>> Start DATASET CONTENT

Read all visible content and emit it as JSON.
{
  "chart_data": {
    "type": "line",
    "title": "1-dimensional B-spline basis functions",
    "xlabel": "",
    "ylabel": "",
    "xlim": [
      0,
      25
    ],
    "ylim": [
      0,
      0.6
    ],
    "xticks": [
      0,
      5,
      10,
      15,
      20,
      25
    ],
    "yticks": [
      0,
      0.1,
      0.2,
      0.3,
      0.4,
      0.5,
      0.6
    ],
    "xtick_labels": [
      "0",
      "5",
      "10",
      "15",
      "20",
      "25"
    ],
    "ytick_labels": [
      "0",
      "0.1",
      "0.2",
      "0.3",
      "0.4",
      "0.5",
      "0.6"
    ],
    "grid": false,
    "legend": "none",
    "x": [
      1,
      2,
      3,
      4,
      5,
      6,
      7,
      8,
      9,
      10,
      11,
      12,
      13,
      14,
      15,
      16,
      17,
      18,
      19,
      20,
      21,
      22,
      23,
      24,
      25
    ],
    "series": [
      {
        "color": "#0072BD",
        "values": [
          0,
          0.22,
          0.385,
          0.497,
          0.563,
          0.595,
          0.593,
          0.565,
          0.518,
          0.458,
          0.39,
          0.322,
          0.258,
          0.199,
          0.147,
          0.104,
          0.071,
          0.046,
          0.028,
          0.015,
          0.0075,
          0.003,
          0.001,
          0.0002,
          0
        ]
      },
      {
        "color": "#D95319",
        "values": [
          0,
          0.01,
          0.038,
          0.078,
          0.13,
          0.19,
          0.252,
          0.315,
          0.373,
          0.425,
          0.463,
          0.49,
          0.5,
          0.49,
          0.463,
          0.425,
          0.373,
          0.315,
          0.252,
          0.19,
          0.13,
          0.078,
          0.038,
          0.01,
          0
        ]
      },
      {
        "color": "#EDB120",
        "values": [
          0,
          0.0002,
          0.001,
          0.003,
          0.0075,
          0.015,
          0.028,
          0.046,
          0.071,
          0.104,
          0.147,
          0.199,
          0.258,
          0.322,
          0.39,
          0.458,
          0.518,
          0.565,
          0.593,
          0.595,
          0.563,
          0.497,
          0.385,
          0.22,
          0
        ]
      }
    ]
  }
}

>> End DATASET CONTENT

Every entry needs to be retyped exactly.

● **COMPLETE RESPONSE**
Read all visible content and emit it as JSON.
{
  "chart_data": {
    "type": "line",
    "title": "1-dimensional B-spline basis functions",
    "xlabel": "",
    "ylabel": "",
    "xlim": [
      0,
      25
    ],
    "ylim": [
      0,
      0.6
    ],
    "xticks": [
      0,
      5,
      10,
      15,
      20,
      25
    ],
    "yticks": [
      0,
      0.1,
      0.2,
      0.3,
      0.4,
      0.5,
      0.6
    ],
    "xtick_labels": [
      "0",
      "5",
      "10",
      "15",
      "20",
      "25"
    ],
    "ytick_labels": [
      "0",
      "0.1",
      "0.2",
      "0.3",
      "0.4",
      "0.5",
      "0.6"
    ],
    "grid": false,
    "legend": "none",
    "x": [
      1,
      2,
      3,
      4,
      5,
      6,
      7,
      8,
      9,
      10,
      11,
      12,
      13,
      14,
      15,
      16,
      17,
      18,
      19,
      20,
      21,
      22,
      23,
      24,
      25
    ],
    "series": [
      {
        "color": "#0072BD",
        "values": [
          0,
          0.22,
          0.385,
          0.497,
          0.563,
          0.595,
          0.593,
          0.565,
          0.518,
          0.458,
          0.39,
          0.322,
          0.258,
          0.199,
          0.147,
          0.104,
          0.071,
          0.046,
          0.028,
          0.015,
          0.0075,
          0.003,
          0.001,
          0.0002,
          0
        ]
      },
      {
        "color": "#D95319",
        "values": [
          0,
          0.01,
          0.038,
          0.078,
          0.13,
          0.19,
          0.252,
          0.315,
          0.373,
          0.425,
          0.463,
          0.49,
          0.5,
          0.49,
          0.463,
          0.425,
          0.373,
          0.315,
          0.252,
          0.19,
          0.13,
          0.078,
          0.038,
          0.01,
          0
        ]
      },
      {
        "color": "#EDB120",
        "values": [
          0,
          0.0002,
          0.001,
          0.003,
          0.0075,
          0.015,
          0.028,
          0.046,
          0.071,
          0.104,
          0.147,
          0.199,
          0.258,
          0.322,
          0.39,
          0.458,
          0.518,
          0.565,
          0.593,
          0.595,
          0.563,
          0.497,
          0.385,
          0.22,
          0
        ]
      }
    ]
  }
}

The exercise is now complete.